PROBLEM REQUIREMENTS: What number of lines in the material contain the word "JSON"? Give that number alone.

LISTED ENTRIES:

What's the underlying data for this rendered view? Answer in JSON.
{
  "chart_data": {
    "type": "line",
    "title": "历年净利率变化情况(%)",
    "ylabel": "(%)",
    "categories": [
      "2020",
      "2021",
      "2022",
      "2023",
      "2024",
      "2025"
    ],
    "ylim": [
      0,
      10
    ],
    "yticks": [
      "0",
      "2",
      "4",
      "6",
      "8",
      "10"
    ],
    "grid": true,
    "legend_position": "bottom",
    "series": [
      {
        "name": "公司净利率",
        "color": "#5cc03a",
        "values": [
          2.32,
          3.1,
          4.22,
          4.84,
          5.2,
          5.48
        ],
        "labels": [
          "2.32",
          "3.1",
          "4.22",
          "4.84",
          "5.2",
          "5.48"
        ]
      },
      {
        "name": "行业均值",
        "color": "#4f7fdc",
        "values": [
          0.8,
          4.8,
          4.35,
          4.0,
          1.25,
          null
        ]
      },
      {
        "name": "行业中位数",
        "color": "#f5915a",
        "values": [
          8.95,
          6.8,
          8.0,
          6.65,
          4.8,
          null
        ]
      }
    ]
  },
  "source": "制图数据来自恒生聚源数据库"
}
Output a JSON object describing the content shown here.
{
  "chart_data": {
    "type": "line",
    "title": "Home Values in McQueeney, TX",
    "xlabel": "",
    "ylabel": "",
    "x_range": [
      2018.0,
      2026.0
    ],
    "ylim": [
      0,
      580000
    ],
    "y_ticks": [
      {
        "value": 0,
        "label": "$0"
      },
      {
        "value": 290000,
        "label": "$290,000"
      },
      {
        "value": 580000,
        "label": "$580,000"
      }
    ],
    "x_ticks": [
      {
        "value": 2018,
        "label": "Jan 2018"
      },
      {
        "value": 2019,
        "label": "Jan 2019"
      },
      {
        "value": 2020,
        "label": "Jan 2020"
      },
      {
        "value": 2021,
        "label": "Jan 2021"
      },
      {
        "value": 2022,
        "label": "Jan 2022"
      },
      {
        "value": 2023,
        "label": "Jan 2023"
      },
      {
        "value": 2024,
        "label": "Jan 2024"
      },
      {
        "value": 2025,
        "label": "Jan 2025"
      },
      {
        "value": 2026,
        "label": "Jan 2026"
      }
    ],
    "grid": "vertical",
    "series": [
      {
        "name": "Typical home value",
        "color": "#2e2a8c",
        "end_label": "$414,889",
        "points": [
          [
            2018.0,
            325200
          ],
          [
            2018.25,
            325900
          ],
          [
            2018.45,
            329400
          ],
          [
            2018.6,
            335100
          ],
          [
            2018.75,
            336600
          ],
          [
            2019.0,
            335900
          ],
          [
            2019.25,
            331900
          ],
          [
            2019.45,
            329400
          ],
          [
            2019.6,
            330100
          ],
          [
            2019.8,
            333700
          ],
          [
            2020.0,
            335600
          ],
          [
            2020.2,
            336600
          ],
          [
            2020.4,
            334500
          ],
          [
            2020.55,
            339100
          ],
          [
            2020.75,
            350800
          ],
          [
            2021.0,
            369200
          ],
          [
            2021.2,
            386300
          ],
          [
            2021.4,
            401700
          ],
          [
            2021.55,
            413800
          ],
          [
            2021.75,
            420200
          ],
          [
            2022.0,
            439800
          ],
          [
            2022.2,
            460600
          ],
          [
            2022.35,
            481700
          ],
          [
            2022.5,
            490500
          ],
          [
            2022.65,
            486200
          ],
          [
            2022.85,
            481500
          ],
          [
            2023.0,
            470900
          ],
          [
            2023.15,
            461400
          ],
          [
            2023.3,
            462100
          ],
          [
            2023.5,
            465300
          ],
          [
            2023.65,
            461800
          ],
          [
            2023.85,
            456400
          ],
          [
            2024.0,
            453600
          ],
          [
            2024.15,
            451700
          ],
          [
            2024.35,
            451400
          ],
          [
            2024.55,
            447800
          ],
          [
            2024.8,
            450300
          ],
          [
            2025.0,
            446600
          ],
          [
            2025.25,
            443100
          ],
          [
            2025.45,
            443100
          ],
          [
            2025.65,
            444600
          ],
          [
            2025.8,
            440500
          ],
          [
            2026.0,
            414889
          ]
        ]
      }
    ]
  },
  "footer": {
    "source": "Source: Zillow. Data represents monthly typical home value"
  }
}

ANSWER: 2